* [AIM]
Your task is to filter the data below down to the lines holding "label".

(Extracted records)

— begin —

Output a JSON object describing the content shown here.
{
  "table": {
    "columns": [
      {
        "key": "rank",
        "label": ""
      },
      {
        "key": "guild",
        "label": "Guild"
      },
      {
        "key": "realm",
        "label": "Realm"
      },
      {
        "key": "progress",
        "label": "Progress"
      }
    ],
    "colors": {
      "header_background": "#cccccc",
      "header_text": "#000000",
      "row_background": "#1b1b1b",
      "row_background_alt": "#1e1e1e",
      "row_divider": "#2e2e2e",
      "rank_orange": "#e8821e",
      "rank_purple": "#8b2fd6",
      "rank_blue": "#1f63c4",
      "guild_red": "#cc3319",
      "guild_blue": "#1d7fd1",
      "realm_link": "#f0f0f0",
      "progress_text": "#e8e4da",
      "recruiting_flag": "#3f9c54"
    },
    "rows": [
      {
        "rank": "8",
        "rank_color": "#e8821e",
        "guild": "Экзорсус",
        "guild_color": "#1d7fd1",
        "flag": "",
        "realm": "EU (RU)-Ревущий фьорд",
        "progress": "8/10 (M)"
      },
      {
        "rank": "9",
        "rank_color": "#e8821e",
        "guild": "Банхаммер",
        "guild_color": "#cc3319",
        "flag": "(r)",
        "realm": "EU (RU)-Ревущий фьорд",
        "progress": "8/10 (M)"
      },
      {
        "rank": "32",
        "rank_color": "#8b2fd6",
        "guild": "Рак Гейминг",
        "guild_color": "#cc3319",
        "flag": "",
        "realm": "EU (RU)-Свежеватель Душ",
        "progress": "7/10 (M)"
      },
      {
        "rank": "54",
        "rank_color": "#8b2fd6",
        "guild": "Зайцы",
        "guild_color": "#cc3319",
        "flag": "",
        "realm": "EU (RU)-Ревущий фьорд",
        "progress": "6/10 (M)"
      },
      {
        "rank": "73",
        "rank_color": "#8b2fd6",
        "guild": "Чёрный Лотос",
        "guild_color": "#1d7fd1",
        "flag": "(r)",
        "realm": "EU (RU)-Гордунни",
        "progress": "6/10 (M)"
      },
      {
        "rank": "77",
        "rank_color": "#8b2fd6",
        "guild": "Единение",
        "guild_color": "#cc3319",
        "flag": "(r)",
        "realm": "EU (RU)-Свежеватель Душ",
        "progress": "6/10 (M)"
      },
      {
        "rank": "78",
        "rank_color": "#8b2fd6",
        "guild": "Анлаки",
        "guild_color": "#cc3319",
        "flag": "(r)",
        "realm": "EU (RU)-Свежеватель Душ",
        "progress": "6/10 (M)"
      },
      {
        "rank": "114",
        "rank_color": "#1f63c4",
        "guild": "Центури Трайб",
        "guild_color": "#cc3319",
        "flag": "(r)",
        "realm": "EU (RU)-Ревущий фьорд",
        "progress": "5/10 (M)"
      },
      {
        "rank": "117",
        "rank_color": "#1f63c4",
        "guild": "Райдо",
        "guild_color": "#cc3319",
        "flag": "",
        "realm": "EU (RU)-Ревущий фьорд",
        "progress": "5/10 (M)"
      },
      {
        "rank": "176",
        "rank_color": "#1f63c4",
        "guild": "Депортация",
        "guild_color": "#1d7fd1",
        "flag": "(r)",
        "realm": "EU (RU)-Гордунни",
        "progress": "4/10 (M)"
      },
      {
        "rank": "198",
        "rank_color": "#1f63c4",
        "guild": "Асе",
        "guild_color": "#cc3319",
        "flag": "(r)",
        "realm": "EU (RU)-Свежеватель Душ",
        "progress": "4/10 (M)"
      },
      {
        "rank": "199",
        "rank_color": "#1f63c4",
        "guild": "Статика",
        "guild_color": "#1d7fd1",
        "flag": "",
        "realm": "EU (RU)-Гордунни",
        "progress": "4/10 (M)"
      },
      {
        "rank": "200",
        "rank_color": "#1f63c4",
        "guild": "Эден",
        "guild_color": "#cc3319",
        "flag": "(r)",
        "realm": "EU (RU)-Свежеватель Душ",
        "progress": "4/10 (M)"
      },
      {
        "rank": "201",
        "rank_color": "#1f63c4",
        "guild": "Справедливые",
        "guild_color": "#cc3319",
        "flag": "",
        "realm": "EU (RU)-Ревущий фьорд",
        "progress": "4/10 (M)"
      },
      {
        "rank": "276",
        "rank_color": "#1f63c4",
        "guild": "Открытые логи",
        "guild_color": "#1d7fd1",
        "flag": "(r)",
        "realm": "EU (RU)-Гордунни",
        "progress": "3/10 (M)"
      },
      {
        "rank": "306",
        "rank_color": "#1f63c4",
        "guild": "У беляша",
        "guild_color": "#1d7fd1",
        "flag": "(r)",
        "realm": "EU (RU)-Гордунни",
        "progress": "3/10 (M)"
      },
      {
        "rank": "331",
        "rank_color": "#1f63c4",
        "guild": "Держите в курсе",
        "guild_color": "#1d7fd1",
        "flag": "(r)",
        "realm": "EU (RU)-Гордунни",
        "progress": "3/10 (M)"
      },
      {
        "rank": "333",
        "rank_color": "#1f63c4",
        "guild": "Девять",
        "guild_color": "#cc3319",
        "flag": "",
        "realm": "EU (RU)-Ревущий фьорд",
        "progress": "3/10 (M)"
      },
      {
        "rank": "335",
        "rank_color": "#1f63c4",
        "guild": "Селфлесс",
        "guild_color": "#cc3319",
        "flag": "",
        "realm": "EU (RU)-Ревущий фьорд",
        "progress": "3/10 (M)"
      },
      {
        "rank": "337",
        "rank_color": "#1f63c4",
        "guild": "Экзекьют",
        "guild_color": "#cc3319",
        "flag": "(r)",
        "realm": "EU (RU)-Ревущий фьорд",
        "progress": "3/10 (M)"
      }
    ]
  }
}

— end —

* [SOLVED PROBLEM]
        "label": ""
        "label": "Guild"
        "label": "Realm"
        "label": "Progress"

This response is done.